PROBLEM STATEMENT>
From the line containing "What's the underlying" through the last line of the data, return those lines exactly as written and nothing more.

Stored data entries>

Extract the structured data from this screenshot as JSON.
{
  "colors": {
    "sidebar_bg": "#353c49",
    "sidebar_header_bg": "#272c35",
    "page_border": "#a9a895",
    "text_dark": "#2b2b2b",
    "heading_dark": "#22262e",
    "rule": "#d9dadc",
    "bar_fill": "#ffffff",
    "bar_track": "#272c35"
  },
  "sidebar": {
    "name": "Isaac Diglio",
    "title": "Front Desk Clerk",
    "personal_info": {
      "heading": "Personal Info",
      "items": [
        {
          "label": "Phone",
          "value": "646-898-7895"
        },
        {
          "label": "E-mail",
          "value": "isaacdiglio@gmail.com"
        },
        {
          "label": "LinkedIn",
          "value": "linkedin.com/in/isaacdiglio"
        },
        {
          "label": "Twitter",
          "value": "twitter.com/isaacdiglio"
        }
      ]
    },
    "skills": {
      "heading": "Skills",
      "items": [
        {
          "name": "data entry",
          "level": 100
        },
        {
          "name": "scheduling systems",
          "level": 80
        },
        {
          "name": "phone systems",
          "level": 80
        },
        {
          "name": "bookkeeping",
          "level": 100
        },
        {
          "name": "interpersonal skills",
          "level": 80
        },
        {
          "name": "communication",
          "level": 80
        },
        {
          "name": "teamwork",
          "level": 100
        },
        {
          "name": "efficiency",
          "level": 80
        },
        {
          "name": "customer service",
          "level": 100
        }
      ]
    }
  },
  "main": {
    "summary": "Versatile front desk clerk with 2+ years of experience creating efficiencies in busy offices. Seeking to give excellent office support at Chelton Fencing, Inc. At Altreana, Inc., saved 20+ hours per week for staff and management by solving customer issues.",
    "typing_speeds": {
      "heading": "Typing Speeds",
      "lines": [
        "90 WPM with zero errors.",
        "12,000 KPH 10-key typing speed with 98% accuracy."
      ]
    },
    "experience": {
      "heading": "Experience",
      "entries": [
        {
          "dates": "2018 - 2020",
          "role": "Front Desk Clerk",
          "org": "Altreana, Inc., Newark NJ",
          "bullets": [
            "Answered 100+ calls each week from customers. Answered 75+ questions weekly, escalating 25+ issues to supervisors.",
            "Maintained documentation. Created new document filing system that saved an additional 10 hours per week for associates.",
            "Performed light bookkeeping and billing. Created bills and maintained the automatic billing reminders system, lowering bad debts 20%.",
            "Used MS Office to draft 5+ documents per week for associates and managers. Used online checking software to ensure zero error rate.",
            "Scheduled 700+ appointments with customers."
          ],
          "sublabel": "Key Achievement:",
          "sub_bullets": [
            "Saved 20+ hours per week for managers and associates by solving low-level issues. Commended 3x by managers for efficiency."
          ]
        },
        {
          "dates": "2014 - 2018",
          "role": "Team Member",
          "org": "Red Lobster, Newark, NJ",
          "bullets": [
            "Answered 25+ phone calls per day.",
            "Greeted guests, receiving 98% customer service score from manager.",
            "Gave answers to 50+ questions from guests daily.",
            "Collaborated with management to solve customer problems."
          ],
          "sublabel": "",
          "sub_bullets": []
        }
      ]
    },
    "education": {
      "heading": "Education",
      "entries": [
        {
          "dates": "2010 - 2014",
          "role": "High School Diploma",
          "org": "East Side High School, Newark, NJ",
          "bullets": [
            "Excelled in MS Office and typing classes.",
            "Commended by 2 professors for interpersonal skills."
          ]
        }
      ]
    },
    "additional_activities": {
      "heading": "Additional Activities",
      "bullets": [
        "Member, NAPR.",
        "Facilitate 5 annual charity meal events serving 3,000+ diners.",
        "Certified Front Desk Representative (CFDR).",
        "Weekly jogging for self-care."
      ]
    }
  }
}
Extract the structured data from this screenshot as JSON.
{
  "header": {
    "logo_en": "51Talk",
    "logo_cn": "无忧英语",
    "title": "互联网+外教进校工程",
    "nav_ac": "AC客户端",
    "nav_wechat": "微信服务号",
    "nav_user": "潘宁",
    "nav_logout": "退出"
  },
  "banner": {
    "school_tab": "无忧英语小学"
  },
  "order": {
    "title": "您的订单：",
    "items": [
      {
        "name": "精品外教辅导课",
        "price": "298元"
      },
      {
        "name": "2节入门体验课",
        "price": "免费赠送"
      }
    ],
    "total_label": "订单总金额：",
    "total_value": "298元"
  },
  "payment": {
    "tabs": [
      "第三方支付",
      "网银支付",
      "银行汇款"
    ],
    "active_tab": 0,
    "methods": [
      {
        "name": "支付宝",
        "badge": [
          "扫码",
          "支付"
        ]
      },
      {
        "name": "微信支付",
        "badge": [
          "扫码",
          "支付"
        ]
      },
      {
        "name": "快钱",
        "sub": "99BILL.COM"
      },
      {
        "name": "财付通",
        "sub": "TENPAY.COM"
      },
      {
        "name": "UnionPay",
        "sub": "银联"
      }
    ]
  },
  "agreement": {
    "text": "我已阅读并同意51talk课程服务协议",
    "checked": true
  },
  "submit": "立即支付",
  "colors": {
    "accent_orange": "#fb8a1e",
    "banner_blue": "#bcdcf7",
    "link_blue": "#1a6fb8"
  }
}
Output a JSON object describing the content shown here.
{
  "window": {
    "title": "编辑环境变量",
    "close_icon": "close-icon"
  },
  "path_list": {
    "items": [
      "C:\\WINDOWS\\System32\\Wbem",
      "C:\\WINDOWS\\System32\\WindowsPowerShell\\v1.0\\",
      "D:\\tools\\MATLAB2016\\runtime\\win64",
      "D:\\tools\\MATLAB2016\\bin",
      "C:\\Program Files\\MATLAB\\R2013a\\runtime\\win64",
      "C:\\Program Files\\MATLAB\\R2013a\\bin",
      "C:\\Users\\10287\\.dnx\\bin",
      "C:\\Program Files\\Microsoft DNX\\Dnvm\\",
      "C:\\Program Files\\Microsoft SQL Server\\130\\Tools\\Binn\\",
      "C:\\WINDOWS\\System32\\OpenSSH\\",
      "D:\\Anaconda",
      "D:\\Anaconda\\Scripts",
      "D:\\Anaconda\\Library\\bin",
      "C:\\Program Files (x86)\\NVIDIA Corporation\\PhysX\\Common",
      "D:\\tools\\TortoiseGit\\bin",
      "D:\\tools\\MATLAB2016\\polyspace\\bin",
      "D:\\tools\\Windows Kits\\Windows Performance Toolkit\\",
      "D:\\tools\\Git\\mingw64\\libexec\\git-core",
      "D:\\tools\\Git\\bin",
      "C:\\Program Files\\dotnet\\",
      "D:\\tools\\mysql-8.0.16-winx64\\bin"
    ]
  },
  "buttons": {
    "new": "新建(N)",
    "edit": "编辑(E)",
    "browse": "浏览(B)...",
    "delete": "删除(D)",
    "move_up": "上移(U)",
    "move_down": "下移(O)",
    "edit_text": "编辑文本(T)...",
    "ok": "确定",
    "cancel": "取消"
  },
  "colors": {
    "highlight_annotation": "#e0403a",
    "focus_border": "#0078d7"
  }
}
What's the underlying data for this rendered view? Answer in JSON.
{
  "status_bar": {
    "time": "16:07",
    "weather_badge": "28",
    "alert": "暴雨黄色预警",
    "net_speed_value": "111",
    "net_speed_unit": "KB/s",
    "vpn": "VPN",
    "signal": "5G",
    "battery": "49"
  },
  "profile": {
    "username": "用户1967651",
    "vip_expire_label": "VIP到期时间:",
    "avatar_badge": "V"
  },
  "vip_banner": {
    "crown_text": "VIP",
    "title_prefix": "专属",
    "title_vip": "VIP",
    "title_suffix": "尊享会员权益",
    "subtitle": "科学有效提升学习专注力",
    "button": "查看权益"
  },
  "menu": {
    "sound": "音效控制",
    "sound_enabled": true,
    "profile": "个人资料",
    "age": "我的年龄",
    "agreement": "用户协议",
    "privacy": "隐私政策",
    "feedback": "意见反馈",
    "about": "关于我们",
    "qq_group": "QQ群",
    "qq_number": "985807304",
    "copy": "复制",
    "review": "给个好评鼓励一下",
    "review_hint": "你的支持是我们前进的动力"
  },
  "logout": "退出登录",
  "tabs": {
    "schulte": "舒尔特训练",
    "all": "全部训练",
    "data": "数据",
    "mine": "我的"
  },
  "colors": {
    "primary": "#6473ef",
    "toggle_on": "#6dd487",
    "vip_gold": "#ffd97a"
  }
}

ANSWER>
What's the underlying data for this rendered view? Answer in JSON.
{
  "status_bar": {
    "time": "16:07",
    "weather_badge": "28",
    "alert": "暴雨黄色预警",
    "net_speed_value": "111",
    "net_speed_unit": "KB/s",
    "vpn": "VPN",
    "signal": "5G",
    "battery": "49"
  },
  "profile": {
    "username": "用户1967651",
    "vip_expire_label": "VIP到期时间:",
    "avatar_badge": "V"
  },
  "vip_banner": {
    "crown_text": "VIP",
    "title_prefix": "专属",
    "title_vip": "VIP",
    "title_suffix": "尊享会员权益",
    "subtitle": "科学有效提升学习专注力",
    "button": "查看权益"
  },
  "menu": {
    "sound": "音效控制",
    "sound_enabled": true,
    "profile": "个人资料",
    "age": "我的年龄",
    "agreement": "用户协议",
    "privacy": "隐私政策",
    "feedback": "意见反馈",
    "about": "关于我们",
    "qq_group": "QQ群",
    "qq_number": "985807304",
    "copy": "复制",
    "review": "给个好评鼓励一下",
    "review_hint": "你的支持是我们前进的动力"
  },
  "logout": "退出登录",
  "tabs": {
    "schulte": "舒尔特训练",
    "all": "全部训练",
    "data": "数据",
    "mine": "我的"
  },
  "colors": {
    "primary": "#6473ef",
    "toggle_on": "#6dd487",
    "vip_gold": "#ffd97a"
  }
}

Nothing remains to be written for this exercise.